● INSTRUCTIONS FOR THE TASK: Reproduce the listing below verbatim.

● SUPPLIED MATERIAL:

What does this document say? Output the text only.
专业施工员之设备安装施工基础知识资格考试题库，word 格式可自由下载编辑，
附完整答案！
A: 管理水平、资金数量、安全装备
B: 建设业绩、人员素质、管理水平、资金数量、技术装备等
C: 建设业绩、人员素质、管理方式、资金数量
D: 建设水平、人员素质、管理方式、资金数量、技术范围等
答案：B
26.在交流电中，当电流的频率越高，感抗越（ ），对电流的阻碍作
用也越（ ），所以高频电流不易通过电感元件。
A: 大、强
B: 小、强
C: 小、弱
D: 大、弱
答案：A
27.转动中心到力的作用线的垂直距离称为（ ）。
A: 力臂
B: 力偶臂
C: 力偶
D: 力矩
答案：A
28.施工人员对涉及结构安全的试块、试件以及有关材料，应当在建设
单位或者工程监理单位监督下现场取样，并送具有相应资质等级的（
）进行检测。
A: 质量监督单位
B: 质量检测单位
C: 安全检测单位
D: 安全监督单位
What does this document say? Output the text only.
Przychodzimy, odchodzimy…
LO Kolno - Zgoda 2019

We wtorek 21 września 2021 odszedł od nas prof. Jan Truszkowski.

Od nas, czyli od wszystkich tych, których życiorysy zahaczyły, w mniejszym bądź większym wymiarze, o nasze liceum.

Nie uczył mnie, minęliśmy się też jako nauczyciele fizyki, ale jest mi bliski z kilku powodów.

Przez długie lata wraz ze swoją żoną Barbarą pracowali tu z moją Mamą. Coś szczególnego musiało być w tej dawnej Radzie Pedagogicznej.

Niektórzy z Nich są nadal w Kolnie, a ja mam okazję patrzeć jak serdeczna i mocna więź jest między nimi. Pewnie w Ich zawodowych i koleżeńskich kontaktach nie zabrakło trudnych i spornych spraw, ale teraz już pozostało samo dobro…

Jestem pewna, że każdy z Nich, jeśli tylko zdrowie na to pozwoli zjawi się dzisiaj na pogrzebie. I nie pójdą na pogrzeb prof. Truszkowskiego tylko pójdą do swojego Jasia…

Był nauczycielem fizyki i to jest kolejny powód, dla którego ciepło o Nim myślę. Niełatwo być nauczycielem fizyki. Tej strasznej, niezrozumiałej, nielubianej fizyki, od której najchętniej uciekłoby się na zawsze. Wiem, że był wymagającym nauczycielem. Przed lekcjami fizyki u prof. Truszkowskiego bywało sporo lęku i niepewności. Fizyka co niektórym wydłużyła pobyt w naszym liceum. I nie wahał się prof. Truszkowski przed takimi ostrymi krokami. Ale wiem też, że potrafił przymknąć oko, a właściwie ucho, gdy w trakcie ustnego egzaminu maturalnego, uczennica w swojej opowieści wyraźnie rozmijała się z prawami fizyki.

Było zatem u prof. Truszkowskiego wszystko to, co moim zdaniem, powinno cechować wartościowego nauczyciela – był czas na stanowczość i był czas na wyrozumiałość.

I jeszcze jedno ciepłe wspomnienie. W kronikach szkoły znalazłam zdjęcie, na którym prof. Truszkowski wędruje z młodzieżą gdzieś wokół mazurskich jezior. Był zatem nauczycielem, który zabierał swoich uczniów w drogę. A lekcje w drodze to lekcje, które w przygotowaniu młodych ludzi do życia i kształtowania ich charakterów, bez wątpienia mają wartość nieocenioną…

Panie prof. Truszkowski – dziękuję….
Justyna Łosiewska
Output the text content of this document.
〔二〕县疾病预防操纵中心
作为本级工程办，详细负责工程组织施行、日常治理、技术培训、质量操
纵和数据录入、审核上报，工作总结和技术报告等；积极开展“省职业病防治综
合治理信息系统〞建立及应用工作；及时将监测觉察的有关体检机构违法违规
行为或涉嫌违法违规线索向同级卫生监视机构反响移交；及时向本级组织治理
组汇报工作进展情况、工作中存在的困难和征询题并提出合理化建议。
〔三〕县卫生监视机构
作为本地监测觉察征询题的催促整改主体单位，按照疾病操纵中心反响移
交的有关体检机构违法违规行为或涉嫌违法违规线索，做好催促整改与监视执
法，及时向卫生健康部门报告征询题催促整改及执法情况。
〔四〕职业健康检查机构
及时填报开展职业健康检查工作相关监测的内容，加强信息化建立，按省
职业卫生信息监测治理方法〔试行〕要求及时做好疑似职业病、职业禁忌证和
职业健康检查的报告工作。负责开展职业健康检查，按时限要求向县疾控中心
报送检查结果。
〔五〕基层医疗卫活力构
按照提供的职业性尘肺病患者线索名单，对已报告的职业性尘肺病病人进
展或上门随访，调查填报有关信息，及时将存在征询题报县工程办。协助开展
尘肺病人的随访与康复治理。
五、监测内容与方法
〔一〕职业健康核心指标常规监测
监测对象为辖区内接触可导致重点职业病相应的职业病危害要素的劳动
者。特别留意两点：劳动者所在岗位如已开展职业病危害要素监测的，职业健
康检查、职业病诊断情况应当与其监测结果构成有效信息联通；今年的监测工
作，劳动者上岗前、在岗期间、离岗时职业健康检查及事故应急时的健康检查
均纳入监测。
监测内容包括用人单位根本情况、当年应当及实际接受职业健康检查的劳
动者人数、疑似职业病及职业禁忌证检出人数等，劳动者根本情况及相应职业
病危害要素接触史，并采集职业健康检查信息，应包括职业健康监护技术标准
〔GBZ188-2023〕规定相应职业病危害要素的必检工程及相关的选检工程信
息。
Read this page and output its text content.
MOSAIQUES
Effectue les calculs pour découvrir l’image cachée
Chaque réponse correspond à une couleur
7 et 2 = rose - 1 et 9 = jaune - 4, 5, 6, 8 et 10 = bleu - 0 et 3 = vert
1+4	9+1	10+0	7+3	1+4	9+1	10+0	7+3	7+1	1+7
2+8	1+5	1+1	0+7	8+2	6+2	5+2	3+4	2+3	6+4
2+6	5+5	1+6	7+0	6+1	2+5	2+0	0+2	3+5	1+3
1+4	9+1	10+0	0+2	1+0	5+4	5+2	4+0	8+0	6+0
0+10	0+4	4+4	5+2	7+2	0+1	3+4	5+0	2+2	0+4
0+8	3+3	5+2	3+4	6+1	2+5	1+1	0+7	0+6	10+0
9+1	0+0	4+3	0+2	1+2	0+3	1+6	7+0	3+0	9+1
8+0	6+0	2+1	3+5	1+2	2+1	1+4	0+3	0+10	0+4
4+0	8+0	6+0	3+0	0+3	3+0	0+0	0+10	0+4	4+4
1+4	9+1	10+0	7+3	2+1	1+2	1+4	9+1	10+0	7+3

● TASK OUTPUT:
What does this document say? Output the text only.
专业施工员之设备安装施工基础知识资格考试题库，word 格式可自由下载编辑，
附完整答案！
A: 管理水平、资金数量、安全装备
B: 建设业绩、人员素质、管理水平、资金数量、技术装备等
C: 建设业绩、人员素质、管理方式、资金数量
D: 建设水平、人员素质、管理方式、资金数量、技术范围等
答案：B
26.在交流电中，当电流的频率越高，感抗越（ ），对电流的阻碍作
用也越（ ），所以高频电流不易通过电感元件。
A: 大、强
B: 小、强
C: 小、弱
D: 大、弱
答案：A
27.转动中心到力的作用线的垂直距离称为（ ）。
A: 力臂
B: 力偶臂
C: 力偶
D: 力矩
答案：A
28.施工人员对涉及结构安全的试块、试件以及有关材料，应当在建设
单位或者工程监理单位监督下现场取样，并送具有相应资质等级的（
）进行检测。
A: 质量监督单位
B: 质量检测单位
C: 安全检测单位
D: 安全监督单位
What does this document say? Output the text only.
Przychodzimy, odchodzimy…
LO Kolno - Zgoda 2019

We wtorek 21 września 2021 odszedł od nas prof. Jan Truszkowski.

Od nas, czyli od wszystkich tych, których życiorysy zahaczyły, w mniejszym bądź większym wymiarze, o nasze liceum.

Nie uczył mnie, minęliśmy się też jako nauczyciele fizyki, ale jest mi bliski z kilku powodów.

Przez długie lata wraz ze swoją żoną Barbarą pracowali tu z moją Mamą. Coś szczególnego musiało być w tej dawnej Radzie Pedagogicznej.

Niektórzy z Nich są nadal w Kolnie, a ja mam okazję patrzeć jak serdeczna i mocna więź jest między nimi. Pewnie w Ich zawodowych i koleżeńskich kontaktach nie zabrakło trudnych i spornych spraw, ale teraz już pozostało samo dobro…

Jestem pewna, że każdy z Nich, jeśli tylko zdrowie na to pozwoli zjawi się dzisiaj na pogrzebie. I nie pójdą na pogrzeb prof. Truszkowskiego tylko pójdą do swojego Jasia…

Był nauczycielem fizyki i to jest kolejny powód, dla którego ciepło o Nim myślę. Niełatwo być nauczycielem fizyki. Tej strasznej, niezrozumiałej, nielubianej fizyki, od której najchętniej uciekłoby się na zawsze. Wiem, że był wymagającym nauczycielem. Przed lekcjami fizyki u prof. Truszkowskiego bywało sporo lęku i niepewności. Fizyka co niektórym wydłużyła pobyt w naszym liceum. I nie wahał się prof. Truszkowski przed takimi ostrymi krokami. Ale wiem też, że potrafił przymknąć oko, a właściwie ucho, gdy w trakcie ustnego egzaminu maturalnego, uczennica w swojej opowieści wyraźnie rozmijała się z prawami fizyki.

Było zatem u prof. Truszkowskiego wszystko to, co moim zdaniem, powinno cechować wartościowego nauczyciela – był czas na stanowczość i był czas na wyrozumiałość.

I jeszcze jedno ciepłe wspomnienie. W kronikach szkoły znalazłam zdjęcie, na którym prof. Truszkowski wędruje z młodzieżą gdzieś wokół mazurskich jezior. Był zatem nauczycielem, który zabierał swoich uczniów w drogę. A lekcje w drodze to lekcje, które w przygotowaniu młodych ludzi do życia i kształtowania ich charakterów, bez wątpienia mają wartość nieocenioną…

Panie prof. Truszkowski – dziękuję….
Justyna Łosiewska
Output the text content of this document.
〔二〕县疾病预防操纵中心
作为本级工程办，详细负责工程组织施行、日常治理、技术培训、质量操
纵和数据录入、审核上报，工作总结和技术报告等；积极开展“省职业病防治综
合治理信息系统〞建立及应用工作；及时将监测觉察的有关体检机构违法违规
行为或涉嫌违法违规线索向同级卫生监视机构反响移交；及时向本级组织治理
组汇报工作进展情况、工作中存在的困难和征询题并提出合理化建议。
〔三〕县卫生监视机构
作为本地监测觉察征询题的催促整改主体单位，按照疾病操纵中心反响移
交的有关体检机构违法违规行为或涉嫌违法违规线索，做好催促整改与监视执
法，及时向卫生健康部门报告征询题催促整改及执法情况。
〔四〕职业健康检查机构
及时填报开展职业健康检查工作相关监测的内容，加强信息化建立，按省
职业卫生信息监测治理方法〔试行〕要求及时做好疑似职业病、职业禁忌证和
职业健康检查的报告工作。负责开展职业健康检查，按时限要求向县疾控中心
报送检查结果。
〔五〕基层医疗卫活力构
按照提供的职业性尘肺病患者线索名单，对已报告的职业性尘肺病病人进
展或上门随访，调查填报有关信息，及时将存在征询题报县工程办。协助开展
尘肺病人的随访与康复治理。
五、监测内容与方法
〔一〕职业健康核心指标常规监测
监测对象为辖区内接触可导致重点职业病相应的职业病危害要素的劳动
者。特别留意两点：劳动者所在岗位如已开展职业病危害要素监测的，职业健
康检查、职业病诊断情况应当与其监测结果构成有效信息联通；今年的监测工
作，劳动者上岗前、在岗期间、离岗时职业健康检查及事故应急时的健康检查
均纳入监测。
监测内容包括用人单位根本情况、当年应当及实际接受职业健康检查的劳
动者人数、疑似职业病及职业禁忌证检出人数等，劳动者根本情况及相应职业
病危害要素接触史，并采集职业健康检查信息，应包括职业健康监护技术标准
〔GBZ188-2023〕规定相应职业病危害要素的必检工程及相关的选检工程信
息。
Read this page and output its text content.
MOSAIQUES
Effectue les calculs pour découvrir l’image cachée
Chaque réponse correspond à une couleur
7 et 2 = rose - 1 et 9 = jaune - 4, 5, 6, 8 et 10 = bleu - 0 et 3 = vert
1+4	9+1	10+0	7+3	1+4	9+1	10+0	7+3	7+1	1+7
2+8	1+5	1+1	0+7	8+2	6+2	5+2	3+4	2+3	6+4
2+6	5+5	1+6	7+0	6+1	2+5	2+0	0+2	3+5	1+3
1+4	9+1	10+0	0+2	1+0	5+4	5+2	4+0	8+0	6+0
0+10	0+4	4+4	5+2	7+2	0+1	3+4	5+0	2+2	0+4
0+8	3+3	5+2	3+4	6+1	2+5	1+1	0+7	0+6	10+0
9+1	0+0	4+3	0+2	1+2	0+3	1+6	7+0	3+0	9+1
8+0	6+0	2+1	3+5	1+2	2+1	1+4	0+3	0+10	0+4
4+0	8+0	6+0	3+0	0+3	3+0	0+0	0+10	0+4	4+4
1+4	9+1	10+0	7+3	2+1	1+2	1+4	9+1	10+0	7+3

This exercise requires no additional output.